Records from a data collection

____________________

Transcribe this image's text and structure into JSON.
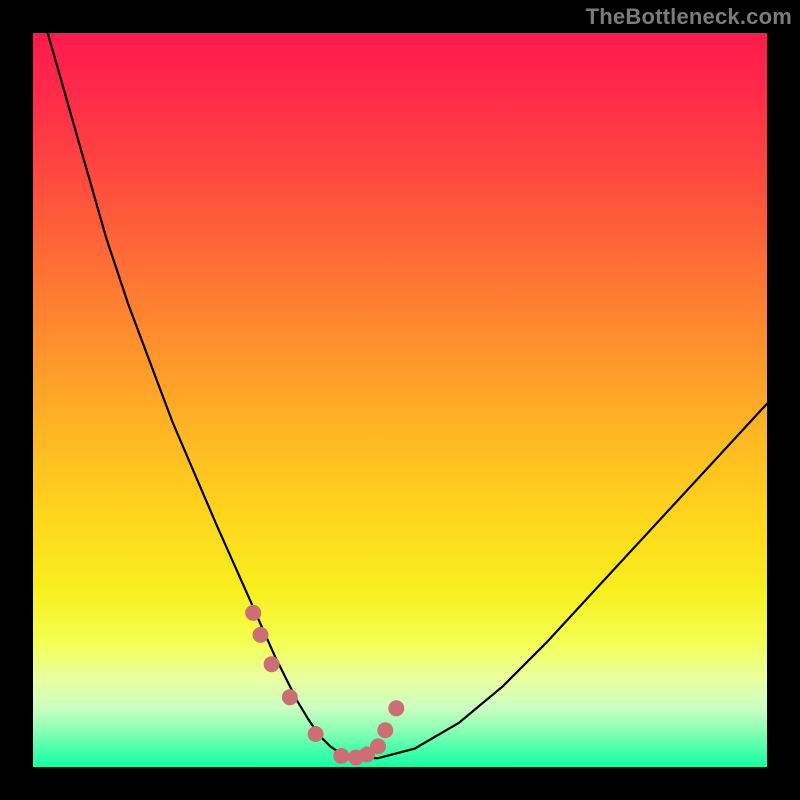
{
  "watermark": "TheBottleneck.com",
  "chart_data": {
    "type": "line",
    "title": "",
    "xlabel": "",
    "ylabel": "",
    "xlim": [
      0,
      100
    ],
    "ylim": [
      0,
      100
    ],
    "grid": false,
    "series": [
      {
        "name": "bottleneck-curve",
        "x": [
          2,
          4,
          6,
          8,
          10,
          13,
          16,
          19,
          22,
          25,
          27,
          29,
          31,
          33,
          34.5,
          36,
          37.5,
          39,
          40.5,
          42,
          43.5,
          47,
          52,
          58,
          64,
          70,
          76,
          82,
          88,
          94,
          100
        ],
        "values": [
          100,
          93,
          86,
          79,
          72,
          63,
          55,
          47,
          40,
          33,
          28.5,
          24,
          19.5,
          15,
          12,
          9,
          6.5,
          4.3,
          2.8,
          1.8,
          1.3,
          1.2,
          2.5,
          6,
          11,
          17,
          23.5,
          30,
          36.5,
          43,
          49.5
        ]
      }
    ],
    "markers": {
      "name": "highlight-points",
      "x": [
        30,
        31,
        32.5,
        35,
        38.5,
        42,
        44,
        45.5,
        47,
        48,
        49.5
      ],
      "values": [
        21,
        18,
        14,
        9.5,
        4.5,
        1.5,
        1.3,
        1.7,
        2.8,
        5,
        8
      ]
    },
    "colors": {
      "curve": "#000000",
      "markers": "#cc6f74",
      "gradient_top": "#ff1a4d",
      "gradient_bottom": "#17ffa4"
    }
  }
}
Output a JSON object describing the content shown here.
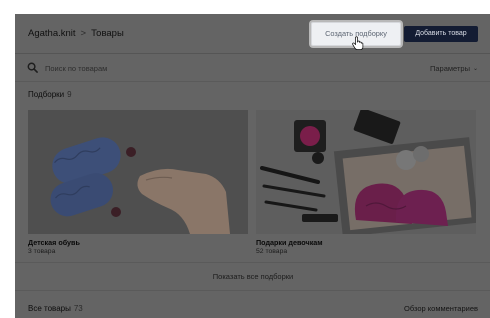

____________________

▸ **Given problem**
Transcribe the records above exactly as they appear, leaving out any pictures.

▸ **Solution**
Transcribe this image's text and structure into JSON.
{
  "watermark": "TheBottleneck.com",
  "chart_data": {
    "type": "line",
    "title": "",
    "xlabel": "",
    "ylabel": "",
    "xlim": [
      0,
      100
    ],
    "ylim": [
      0,
      100
    ],
    "grid": false,
    "series": [
      {
        "name": "bottleneck-curve",
        "x": [
          2,
          4,
          6,
          8,
          10,
          13,
          16,
          19,
          22,
          25,
          27,
          29,
          31,
          33,
          34.5,
          36,
          37.5,
          39,
          40.5,
          42,
          43.5,
          47,
          52,
          58,
          64,
          70,
          76,
          82,
          88,
          94,
          100
        ],
        "values": [
          100,
          93,
          86,
          79,
          72,
          63,
          55,
          47,
          40,
          33,
          28.5,
          24,
          19.5,
          15,
          12,
          9,
          6.5,
          4.3,
          2.8,
          1.8,
          1.3,
          1.2,
          2.5,
          6,
          11,
          17,
          23.5,
          30,
          36.5,
          43,
          49.5
        ]
      }
    ],
    "markers": {
      "name": "highlight-points",
      "x": [
        30,
        31,
        32.5,
        35,
        38.5,
        42,
        44,
        45.5,
        47,
        48,
        49.5
      ],
      "values": [
        21,
        18,
        14,
        9.5,
        4.5,
        1.5,
        1.3,
        1.7,
        2.8,
        5,
        8
      ]
    },
    "colors": {
      "curve": "#000000",
      "markers": "#cc6f74",
      "gradient_top": "#ff1a4d",
      "gradient_bottom": "#17ffa4"
    }
  }
}
Output a JSON object describing the content shown here.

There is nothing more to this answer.